DATA RECORDS:

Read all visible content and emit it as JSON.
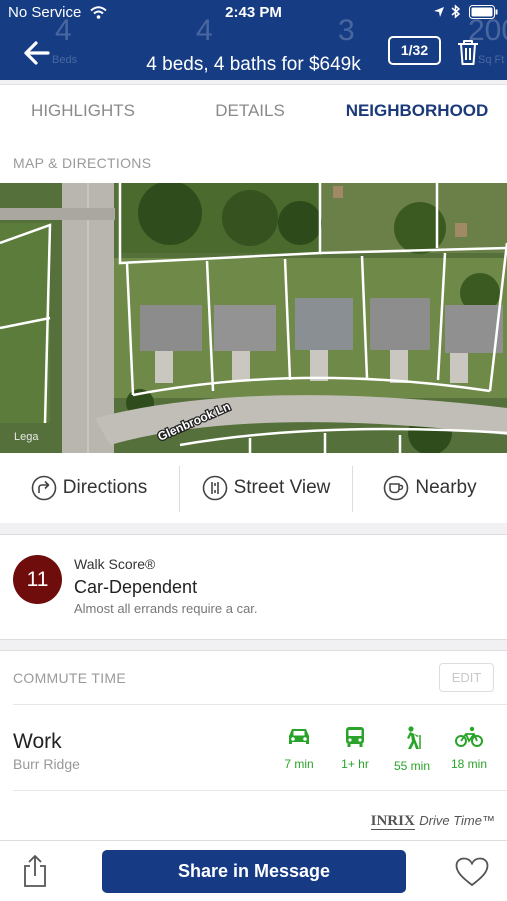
{
  "status_bar": {
    "carrier": "No Service",
    "time": "2:43 PM"
  },
  "header": {
    "ghost_values": [
      "4",
      "4",
      "3",
      "200"
    ],
    "ghost_captions": [
      "Beds",
      "Sq Ft"
    ],
    "title": "4 beds, 4 baths for $649k",
    "counter": "1/32"
  },
  "tabs": [
    {
      "label": "HIGHLIGHTS",
      "active": false
    },
    {
      "label": "DETAILS",
      "active": false
    },
    {
      "label": "NEIGHBORHOOD",
      "active": true
    }
  ],
  "map_section": {
    "title": "MAP & DIRECTIONS",
    "street_label": "Glenbrook Ln",
    "legal_label": "Lega",
    "buttons": {
      "directions": "Directions",
      "street_view": "Street View",
      "nearby": "Nearby"
    }
  },
  "walk_score": {
    "score": "11",
    "label": "Walk Score®",
    "rating": "Car-Dependent",
    "description": "Almost all errands require a car.",
    "badge_color": "#6e0d0b"
  },
  "commute": {
    "title": "COMMUTE TIME",
    "edit_label": "EDIT",
    "destination": "Work",
    "location": "Burr Ridge",
    "modes": [
      {
        "icon": "car-icon",
        "time": "7 min"
      },
      {
        "icon": "bus-icon",
        "time": "1+ hr"
      },
      {
        "icon": "walk-icon",
        "time": "55 min"
      },
      {
        "icon": "bike-icon",
        "time": "18 min"
      }
    ],
    "brand_main": "INRIX",
    "brand_sub": "Drive Time™",
    "accent_color": "#2aa32a"
  },
  "footer": {
    "share_label": "Share in Message"
  },
  "colors": {
    "header_bg": "#163c84",
    "button_bg": "#163a84",
    "active_tab": "#1b3a7a"
  }
}
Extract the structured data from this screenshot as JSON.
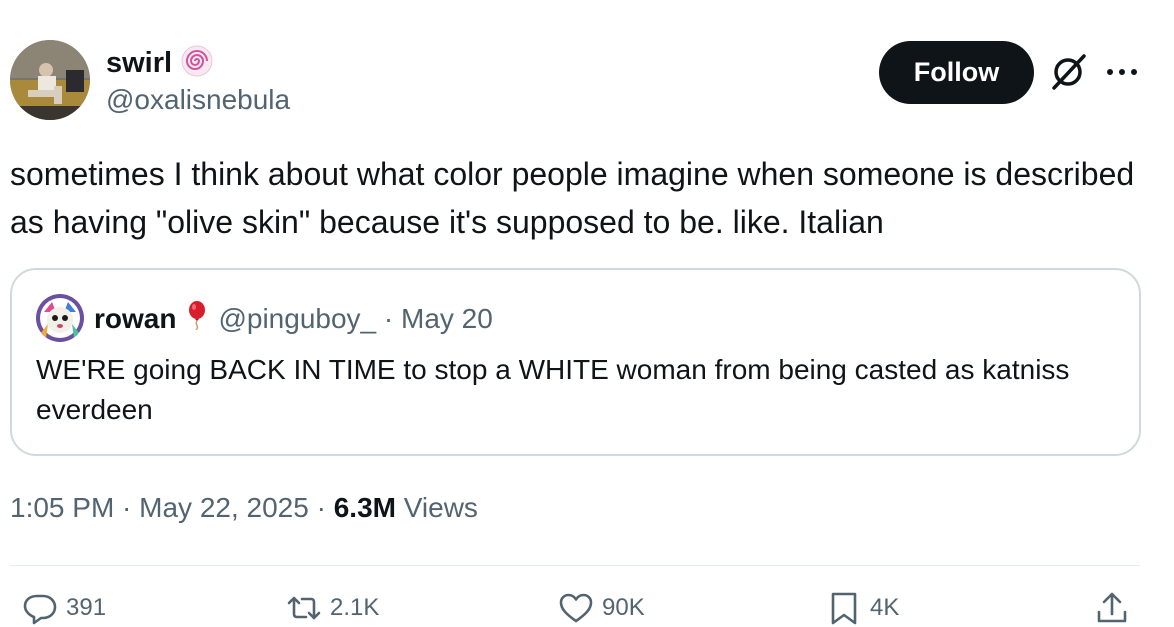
{
  "author": {
    "name": "swirl",
    "handle": "@oxalisnebula",
    "avatar_icon": "profile-photo",
    "badge_icon": "swirl-emoji"
  },
  "follow_label": "Follow",
  "tweet_text": "sometimes I think about what color people imagine when someone is described as having \"olive skin\" because it's supposed to be. like. Italian",
  "quoted": {
    "name": "rowan",
    "badge_icon": "red-balloon-emoji",
    "handle_date": "@pinguboy_ · May 20",
    "text": "WE'RE going BACK IN TIME to stop a WHITE woman from being casted as katniss everdeen"
  },
  "meta": {
    "time_date": "1:05 PM · May 22, 2025 · ",
    "views_count": "6.3M",
    "views_label": " Views"
  },
  "actions": {
    "replies": "391",
    "reposts": "2.1K",
    "likes": "90K",
    "bookmarks": "4K"
  },
  "colors": {
    "text": "#0f1419",
    "secondary": "#536471",
    "border": "#cfd9de",
    "button_bg": "#0f1419"
  }
}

PROBLEM:
Each entry gets copied exactly; the pictures stay out.

EXPECTED ANSWER:
Read all visible content and emit it as JSON.
{
  "status_bar": {
    "carrier": "No Service",
    "time": "2:43 PM"
  },
  "header": {
    "ghost_values": [
      "4",
      "4",
      "3",
      "200"
    ],
    "ghost_captions": [
      "Beds",
      "Sq Ft"
    ],
    "title": "4 beds, 4 baths for $649k",
    "counter": "1/32"
  },
  "tabs": [
    {
      "label": "HIGHLIGHTS",
      "active": false
    },
    {
      "label": "DETAILS",
      "active": false
    },
    {
      "label": "NEIGHBORHOOD",
      "active": true
    }
  ],
  "map_section": {
    "title": "MAP & DIRECTIONS",
    "street_label": "Glenbrook Ln",
    "legal_label": "Lega",
    "buttons": {
      "directions": "Directions",
      "street_view": "Street View",
      "nearby": "Nearby"
    }
  },
  "walk_score": {
    "score": "11",
    "label": "Walk Score®",
    "rating": "Car-Dependent",
    "description": "Almost all errands require a car.",
    "badge_color": "#6e0d0b"
  },
  "commute": {
    "title": "COMMUTE TIME",
    "edit_label": "EDIT",
    "destination": "Work",
    "location": "Burr Ridge",
    "modes": [
      {
        "icon": "car-icon",
        "time": "7 min"
      },
      {
        "icon": "bus-icon",
        "time": "1+ hr"
      },
      {
        "icon": "walk-icon",
        "time": "55 min"
      },
      {
        "icon": "bike-icon",
        "time": "18 min"
      }
    ],
    "brand_main": "INRIX",
    "brand_sub": "Drive Time™",
    "accent_color": "#2aa32a"
  },
  "footer": {
    "share_label": "Share in Message"
  },
  "colors": {
    "header_bg": "#163c84",
    "button_bg": "#163a84",
    "active_tab": "#1b3a7a"
  }
}
Extract the structured data from this screenshot as JSON.
{
  "author": {
    "name": "swirl",
    "handle": "@oxalisnebula",
    "avatar_icon": "profile-photo",
    "badge_icon": "swirl-emoji"
  },
  "follow_label": "Follow",
  "tweet_text": "sometimes I think about what color people imagine when someone is described as having \"olive skin\" because it's supposed to be. like. Italian",
  "quoted": {
    "name": "rowan",
    "badge_icon": "red-balloon-emoji",
    "handle_date": "@pinguboy_ · May 20",
    "text": "WE'RE going BACK IN TIME to stop a WHITE woman from being casted as katniss everdeen"
  },
  "meta": {
    "time_date": "1:05 PM · May 22, 2025 · ",
    "views_count": "6.3M",
    "views_label": " Views"
  },
  "actions": {
    "replies": "391",
    "reposts": "2.1K",
    "likes": "90K",
    "bookmarks": "4K"
  },
  "colors": {
    "text": "#0f1419",
    "secondary": "#536471",
    "border": "#cfd9de",
    "button_bg": "#0f1419"
  }
}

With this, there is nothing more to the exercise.